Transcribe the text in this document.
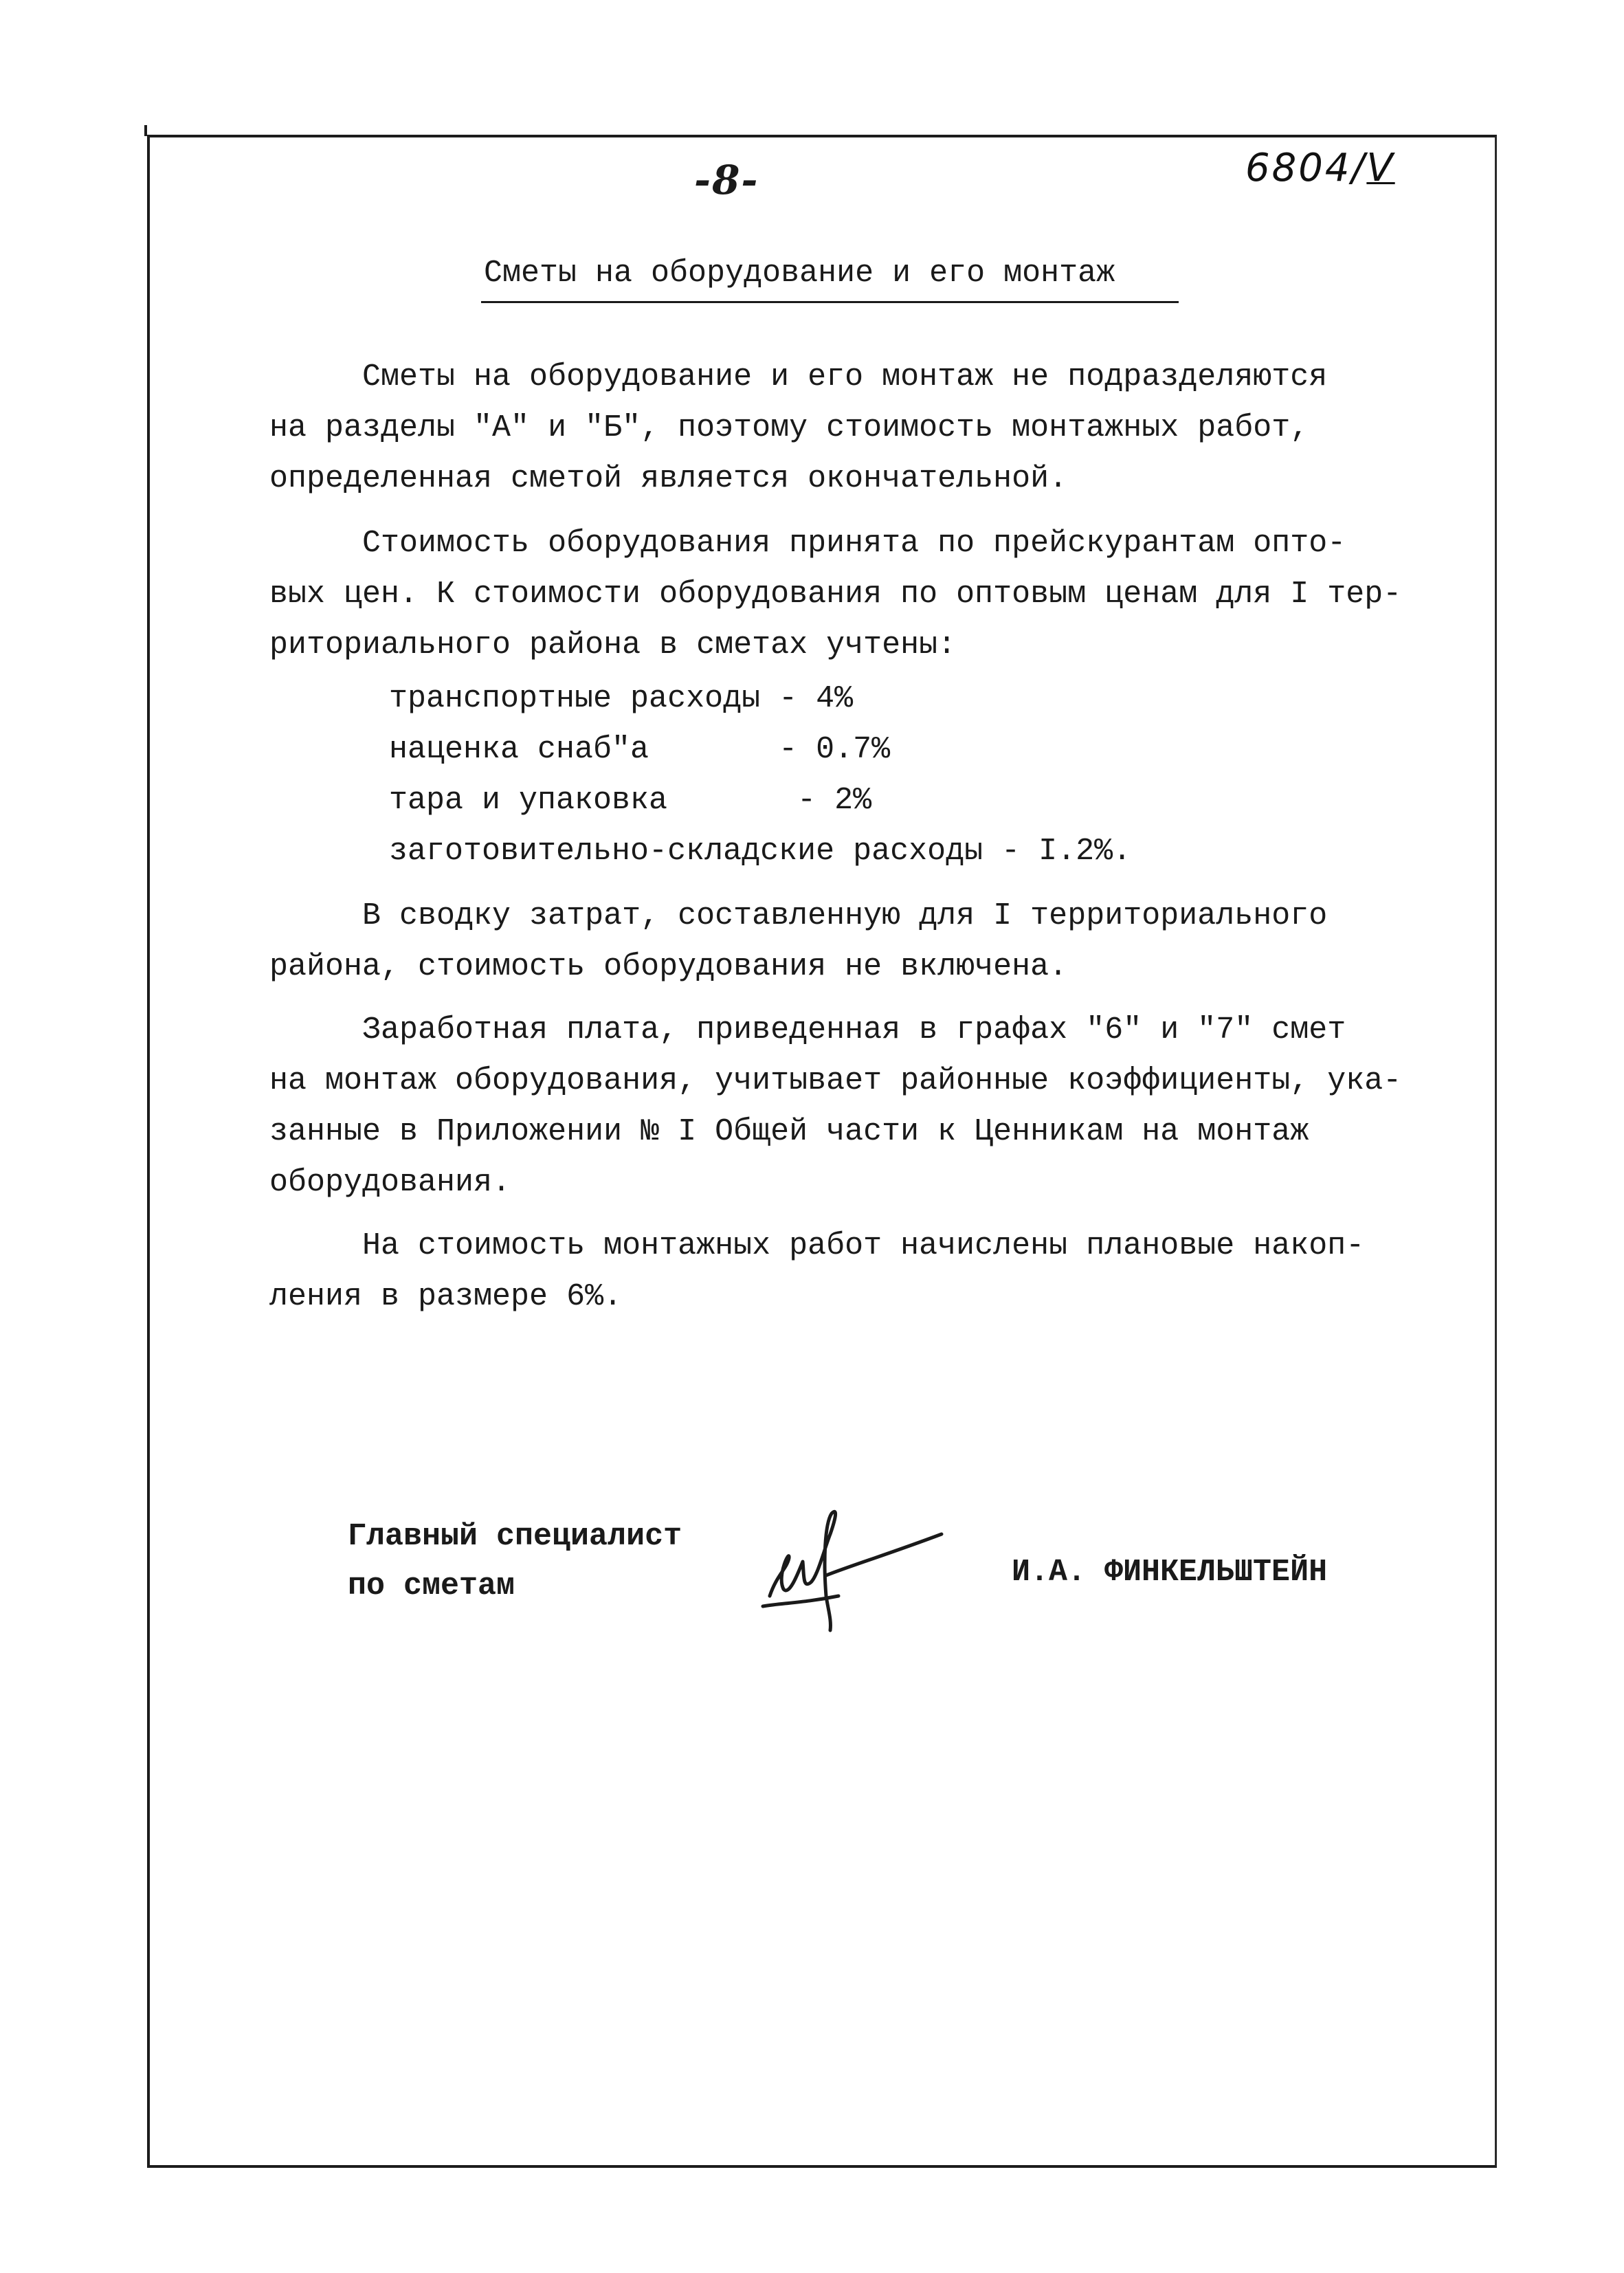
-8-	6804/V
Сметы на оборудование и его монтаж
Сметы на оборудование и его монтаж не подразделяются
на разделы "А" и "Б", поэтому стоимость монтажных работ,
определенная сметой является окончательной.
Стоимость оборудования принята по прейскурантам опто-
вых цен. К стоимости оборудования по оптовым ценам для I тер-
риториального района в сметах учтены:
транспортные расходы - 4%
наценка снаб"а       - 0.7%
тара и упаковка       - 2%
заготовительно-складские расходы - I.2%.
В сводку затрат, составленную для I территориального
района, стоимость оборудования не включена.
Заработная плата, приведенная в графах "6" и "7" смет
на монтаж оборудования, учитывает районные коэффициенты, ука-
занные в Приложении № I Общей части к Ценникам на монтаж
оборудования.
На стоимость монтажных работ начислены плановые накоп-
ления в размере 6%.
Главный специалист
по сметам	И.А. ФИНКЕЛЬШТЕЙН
■ ■ ■ ■ ■ ■ ■
Aim of the task: All records must be output exactly as they are, except for the pictures, which are left out.

Response to this task:
Transcribe the text in this document.
-8-	6804/V
Сметы на оборудование и его монтаж
Сметы на оборудование и его монтаж не подразделяются
на разделы "А" и "Б", поэтому стоимость монтажных работ,
определенная сметой является окончательной.
Стоимость оборудования принята по прейскурантам опто-
вых цен. К стоимости оборудования по оптовым ценам для I тер-
риториального района в сметах учтены:
транспортные расходы - 4%
наценка снаб"а       - 0.7%
тара и упаковка       - 2%
заготовительно-складские расходы - I.2%.
В сводку затрат, составленную для I территориального
района, стоимость оборудования не включена.
Заработная плата, приведенная в графах "6" и "7" смет
на монтаж оборудования, учитывает районные коэффициенты, ука-
занные в Приложении № I Общей части к Ценникам на монтаж
оборудования.
На стоимость монтажных работ начислены плановые накоп-
ления в размере 6%.
Главный специалист
по сметам	И.А. ФИНКЕЛЬШТЕЙН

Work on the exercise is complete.